§ AIM:
Reproduce the whole listing, character for character.

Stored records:
------------------------------------------------

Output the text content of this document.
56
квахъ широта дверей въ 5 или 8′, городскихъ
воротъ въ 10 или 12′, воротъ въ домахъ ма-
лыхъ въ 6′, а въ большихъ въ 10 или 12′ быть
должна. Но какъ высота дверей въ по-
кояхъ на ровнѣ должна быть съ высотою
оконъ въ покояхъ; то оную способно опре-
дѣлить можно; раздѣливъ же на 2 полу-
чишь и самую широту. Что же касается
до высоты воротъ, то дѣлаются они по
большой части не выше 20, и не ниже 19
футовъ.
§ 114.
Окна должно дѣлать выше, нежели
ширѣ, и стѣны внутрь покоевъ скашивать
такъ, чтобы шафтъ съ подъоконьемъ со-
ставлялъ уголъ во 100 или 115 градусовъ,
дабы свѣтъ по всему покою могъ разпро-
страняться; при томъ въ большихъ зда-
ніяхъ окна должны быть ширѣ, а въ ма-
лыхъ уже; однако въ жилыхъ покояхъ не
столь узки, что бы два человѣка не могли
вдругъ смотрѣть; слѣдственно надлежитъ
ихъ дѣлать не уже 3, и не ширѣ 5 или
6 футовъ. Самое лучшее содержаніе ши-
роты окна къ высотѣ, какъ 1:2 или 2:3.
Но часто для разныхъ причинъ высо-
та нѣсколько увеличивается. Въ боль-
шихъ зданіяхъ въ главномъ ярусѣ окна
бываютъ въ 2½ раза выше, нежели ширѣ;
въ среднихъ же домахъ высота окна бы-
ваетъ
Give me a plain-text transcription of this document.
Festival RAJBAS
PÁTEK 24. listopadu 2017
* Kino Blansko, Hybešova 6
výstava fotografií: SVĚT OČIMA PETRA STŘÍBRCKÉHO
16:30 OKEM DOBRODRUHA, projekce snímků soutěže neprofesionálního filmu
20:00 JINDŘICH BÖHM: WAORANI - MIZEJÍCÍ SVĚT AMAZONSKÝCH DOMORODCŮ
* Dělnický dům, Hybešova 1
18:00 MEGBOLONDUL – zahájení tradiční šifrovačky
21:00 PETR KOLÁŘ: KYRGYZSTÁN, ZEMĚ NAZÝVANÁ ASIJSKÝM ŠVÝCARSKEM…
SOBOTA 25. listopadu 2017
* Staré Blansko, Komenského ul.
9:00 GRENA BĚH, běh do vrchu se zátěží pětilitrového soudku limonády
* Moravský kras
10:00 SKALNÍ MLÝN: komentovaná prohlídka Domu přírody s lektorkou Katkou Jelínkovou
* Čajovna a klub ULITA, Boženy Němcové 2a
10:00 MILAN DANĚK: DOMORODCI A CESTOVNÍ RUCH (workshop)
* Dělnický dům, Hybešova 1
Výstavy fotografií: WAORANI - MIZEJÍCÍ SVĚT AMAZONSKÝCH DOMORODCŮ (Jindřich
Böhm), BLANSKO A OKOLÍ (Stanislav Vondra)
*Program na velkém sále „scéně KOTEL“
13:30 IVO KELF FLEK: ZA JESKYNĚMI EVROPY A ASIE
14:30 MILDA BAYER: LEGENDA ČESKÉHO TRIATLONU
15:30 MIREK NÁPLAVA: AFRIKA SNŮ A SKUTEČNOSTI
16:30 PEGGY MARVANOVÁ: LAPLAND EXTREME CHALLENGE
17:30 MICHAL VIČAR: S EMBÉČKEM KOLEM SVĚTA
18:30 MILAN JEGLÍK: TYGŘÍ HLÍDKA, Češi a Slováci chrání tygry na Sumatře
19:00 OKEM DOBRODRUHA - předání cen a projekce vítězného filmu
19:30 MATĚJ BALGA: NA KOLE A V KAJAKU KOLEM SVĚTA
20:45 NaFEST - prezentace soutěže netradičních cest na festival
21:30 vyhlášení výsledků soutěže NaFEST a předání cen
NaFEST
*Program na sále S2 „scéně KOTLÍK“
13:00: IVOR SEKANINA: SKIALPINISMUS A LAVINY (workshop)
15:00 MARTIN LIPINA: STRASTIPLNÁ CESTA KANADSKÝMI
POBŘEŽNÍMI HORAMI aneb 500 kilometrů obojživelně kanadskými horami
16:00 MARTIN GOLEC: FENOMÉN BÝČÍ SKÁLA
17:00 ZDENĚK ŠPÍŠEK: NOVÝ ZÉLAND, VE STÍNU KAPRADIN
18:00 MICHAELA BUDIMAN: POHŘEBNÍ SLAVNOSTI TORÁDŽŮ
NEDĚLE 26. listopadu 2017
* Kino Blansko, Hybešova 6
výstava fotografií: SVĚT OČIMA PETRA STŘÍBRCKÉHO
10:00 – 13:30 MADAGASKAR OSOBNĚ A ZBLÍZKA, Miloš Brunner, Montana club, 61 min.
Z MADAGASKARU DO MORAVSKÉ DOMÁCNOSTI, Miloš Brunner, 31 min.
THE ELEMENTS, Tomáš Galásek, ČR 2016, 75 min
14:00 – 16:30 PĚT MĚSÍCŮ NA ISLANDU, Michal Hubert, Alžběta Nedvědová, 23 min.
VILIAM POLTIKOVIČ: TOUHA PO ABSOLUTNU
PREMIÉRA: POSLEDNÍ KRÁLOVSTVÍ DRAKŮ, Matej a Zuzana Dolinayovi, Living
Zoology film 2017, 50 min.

------------------------------------------------

§ EXERCISE OUTPUT:
Output the text content of this document.
56
квахъ широта дверей въ 5 или 8′, городскихъ
воротъ въ 10 или 12′, воротъ въ домахъ ма-
лыхъ въ 6′, а въ большихъ въ 10 или 12′ быть
должна. Но какъ высота дверей въ по-
кояхъ на ровнѣ должна быть съ высотою
оконъ въ покояхъ; то оную способно опре-
дѣлить можно; раздѣливъ же на 2 полу-
чишь и самую широту. Что же касается
до высоты воротъ, то дѣлаются они по
большой части не выше 20, и не ниже 19
футовъ.
§ 114.
Окна должно дѣлать выше, нежели
ширѣ, и стѣны внутрь покоевъ скашивать
такъ, чтобы шафтъ съ подъоконьемъ со-
ставлялъ уголъ во 100 или 115 градусовъ,
дабы свѣтъ по всему покою могъ разпро-
страняться; при томъ въ большихъ зда-
ніяхъ окна должны быть ширѣ, а въ ма-
лыхъ уже; однако въ жилыхъ покояхъ не
столь узки, что бы два человѣка не могли
вдругъ смотрѣть; слѣдственно надлежитъ
ихъ дѣлать не уже 3, и не ширѣ 5 или
6 футовъ. Самое лучшее содержаніе ши-
роты окна къ высотѣ, какъ 1:2 или 2:3.
Но часто для разныхъ причинъ высо-
та нѣсколько увеличивается. Въ боль-
шихъ зданіяхъ въ главномъ ярусѣ окна
бываютъ въ 2½ раза выше, нежели ширѣ;
въ среднихъ же домахъ высота окна бы-
ваетъ
Give me a plain-text transcription of this document.
Festival RAJBAS
PÁTEK 24. listopadu 2017
* Kino Blansko, Hybešova 6
výstava fotografií: SVĚT OČIMA PETRA STŘÍBRCKÉHO
16:30 OKEM DOBRODRUHA, projekce snímků soutěže neprofesionálního filmu
20:00 JINDŘICH BÖHM: WAORANI - MIZEJÍCÍ SVĚT AMAZONSKÝCH DOMORODCŮ
* Dělnický dům, Hybešova 1
18:00 MEGBOLONDUL – zahájení tradiční šifrovačky
21:00 PETR KOLÁŘ: KYRGYZSTÁN, ZEMĚ NAZÝVANÁ ASIJSKÝM ŠVÝCARSKEM…
SOBOTA 25. listopadu 2017
* Staré Blansko, Komenského ul.
9:00 GRENA BĚH, běh do vrchu se zátěží pětilitrového soudku limonády
* Moravský kras
10:00 SKALNÍ MLÝN: komentovaná prohlídka Domu přírody s lektorkou Katkou Jelínkovou
* Čajovna a klub ULITA, Boženy Němcové 2a
10:00 MILAN DANĚK: DOMORODCI A CESTOVNÍ RUCH (workshop)
* Dělnický dům, Hybešova 1
Výstavy fotografií: WAORANI - MIZEJÍCÍ SVĚT AMAZONSKÝCH DOMORODCŮ (Jindřich
Böhm), BLANSKO A OKOLÍ (Stanislav Vondra)
*Program na velkém sále „scéně KOTEL“
13:30 IVO KELF FLEK: ZA JESKYNĚMI EVROPY A ASIE
14:30 MILDA BAYER: LEGENDA ČESKÉHO TRIATLONU
15:30 MIREK NÁPLAVA: AFRIKA SNŮ A SKUTEČNOSTI
16:30 PEGGY MARVANOVÁ: LAPLAND EXTREME CHALLENGE
17:30 MICHAL VIČAR: S EMBÉČKEM KOLEM SVĚTA
18:30 MILAN JEGLÍK: TYGŘÍ HLÍDKA, Češi a Slováci chrání tygry na Sumatře
19:00 OKEM DOBRODRUHA - předání cen a projekce vítězného filmu
19:30 MATĚJ BALGA: NA KOLE A V KAJAKU KOLEM SVĚTA
20:45 NaFEST - prezentace soutěže netradičních cest na festival
21:30 vyhlášení výsledků soutěže NaFEST a předání cen
NaFEST
*Program na sále S2 „scéně KOTLÍK“
13:00: IVOR SEKANINA: SKIALPINISMUS A LAVINY (workshop)
15:00 MARTIN LIPINA: STRASTIPLNÁ CESTA KANADSKÝMI
POBŘEŽNÍMI HORAMI aneb 500 kilometrů obojživelně kanadskými horami
16:00 MARTIN GOLEC: FENOMÉN BÝČÍ SKÁLA
17:00 ZDENĚK ŠPÍŠEK: NOVÝ ZÉLAND, VE STÍNU KAPRADIN
18:00 MICHAELA BUDIMAN: POHŘEBNÍ SLAVNOSTI TORÁDŽŮ
NEDĚLE 26. listopadu 2017
* Kino Blansko, Hybešova 6
výstava fotografií: SVĚT OČIMA PETRA STŘÍBRCKÉHO
10:00 – 13:30 MADAGASKAR OSOBNĚ A ZBLÍZKA, Miloš Brunner, Montana club, 61 min.
Z MADAGASKARU DO MORAVSKÉ DOMÁCNOSTI, Miloš Brunner, 31 min.
THE ELEMENTS, Tomáš Galásek, ČR 2016, 75 min
14:00 – 16:30 PĚT MĚSÍCŮ NA ISLANDU, Michal Hubert, Alžběta Nedvědová, 23 min.
VILIAM POLTIKOVIČ: TOUHA PO ABSOLUTNU
PREMIÉRA: POSLEDNÍ KRÁLOVSTVÍ DRAKŮ, Matej a Zuzana Dolinayovi, Living
Zoology film 2017, 50 min.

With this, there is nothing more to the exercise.